(Recorded data)
╔══
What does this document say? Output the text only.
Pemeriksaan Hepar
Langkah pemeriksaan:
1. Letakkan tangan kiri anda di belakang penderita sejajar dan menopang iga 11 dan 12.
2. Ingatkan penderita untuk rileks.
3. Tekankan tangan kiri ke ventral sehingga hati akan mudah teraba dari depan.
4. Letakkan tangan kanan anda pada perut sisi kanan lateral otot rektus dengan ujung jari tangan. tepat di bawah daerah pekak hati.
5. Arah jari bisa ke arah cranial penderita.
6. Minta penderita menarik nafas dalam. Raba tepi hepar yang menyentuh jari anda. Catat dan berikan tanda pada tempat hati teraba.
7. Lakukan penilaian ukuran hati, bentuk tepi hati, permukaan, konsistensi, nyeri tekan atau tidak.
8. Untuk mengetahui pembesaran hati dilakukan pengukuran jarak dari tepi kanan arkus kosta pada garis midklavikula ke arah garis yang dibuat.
╚══
All of the entries must be written out exactly as they stand.

» **PROBLEM SOLUTION**
What does this document say? Output the text only.
Pemeriksaan Hepar
Langkah pemeriksaan:
1. Letakkan tangan kiri anda di belakang penderita sejajar dan menopang iga 11 dan 12.
2. Ingatkan penderita untuk rileks.
3. Tekankan tangan kiri ke ventral sehingga hati akan mudah teraba dari depan.
4. Letakkan tangan kanan anda pada perut sisi kanan lateral otot rektus dengan ujung jari tangan. tepat di bawah daerah pekak hati.
5. Arah jari bisa ke arah cranial penderita.
6. Minta penderita menarik nafas dalam. Raba tepi hepar yang menyentuh jari anda. Catat dan berikan tanda pada tempat hati teraba.
7. Lakukan penilaian ukuran hati, bentuk tepi hati, permukaan, konsistensi, nyeri tekan atau tidak.
8. Untuk mengetahui pembesaran hati dilakukan pengukuran jarak dari tepi kanan arkus kosta pada garis midklavikula ke arah garis yang dibuat.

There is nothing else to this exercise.